TASK REQUIREMENTS: Transcribe every line of the records verbatim.

DATA ENTRIES:
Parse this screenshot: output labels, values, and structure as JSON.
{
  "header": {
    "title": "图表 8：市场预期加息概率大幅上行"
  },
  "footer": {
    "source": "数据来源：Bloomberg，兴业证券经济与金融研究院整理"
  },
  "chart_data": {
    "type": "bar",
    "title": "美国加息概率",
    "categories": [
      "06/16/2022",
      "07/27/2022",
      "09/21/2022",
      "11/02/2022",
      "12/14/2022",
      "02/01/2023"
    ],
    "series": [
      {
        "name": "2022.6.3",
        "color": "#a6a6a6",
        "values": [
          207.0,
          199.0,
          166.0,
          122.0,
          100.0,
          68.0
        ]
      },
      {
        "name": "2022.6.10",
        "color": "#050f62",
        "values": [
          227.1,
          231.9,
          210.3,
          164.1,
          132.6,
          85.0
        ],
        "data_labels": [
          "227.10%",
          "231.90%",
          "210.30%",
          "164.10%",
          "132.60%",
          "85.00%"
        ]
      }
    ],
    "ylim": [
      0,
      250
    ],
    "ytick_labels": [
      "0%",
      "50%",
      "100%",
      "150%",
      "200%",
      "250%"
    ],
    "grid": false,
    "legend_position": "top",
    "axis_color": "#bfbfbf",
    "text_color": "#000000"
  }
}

SOLUTION TO THIS PROBLEM:
Parse this screenshot: output labels, values, and structure as JSON.
{
  "header": {
    "title": "图表 8：市场预期加息概率大幅上行"
  },
  "footer": {
    "source": "数据来源：Bloomberg，兴业证券经济与金融研究院整理"
  },
  "chart_data": {
    "type": "bar",
    "title": "美国加息概率",
    "categories": [
      "06/16/2022",
      "07/27/2022",
      "09/21/2022",
      "11/02/2022",
      "12/14/2022",
      "02/01/2023"
    ],
    "series": [
      {
        "name": "2022.6.3",
        "color": "#a6a6a6",
        "values": [
          207.0,
          199.0,
          166.0,
          122.0,
          100.0,
          68.0
        ]
      },
      {
        "name": "2022.6.10",
        "color": "#050f62",
        "values": [
          227.1,
          231.9,
          210.3,
          164.1,
          132.6,
          85.0
        ],
        "data_labels": [
          "227.10%",
          "231.90%",
          "210.30%",
          "164.10%",
          "132.60%",
          "85.00%"
        ]
      }
    ],
    "ylim": [
      0,
      250
    ],
    "ytick_labels": [
      "0%",
      "50%",
      "100%",
      "150%",
      "200%",
      "250%"
    ],
    "grid": false,
    "legend_position": "top",
    "axis_color": "#bfbfbf",
    "text_color": "#000000"
  }
}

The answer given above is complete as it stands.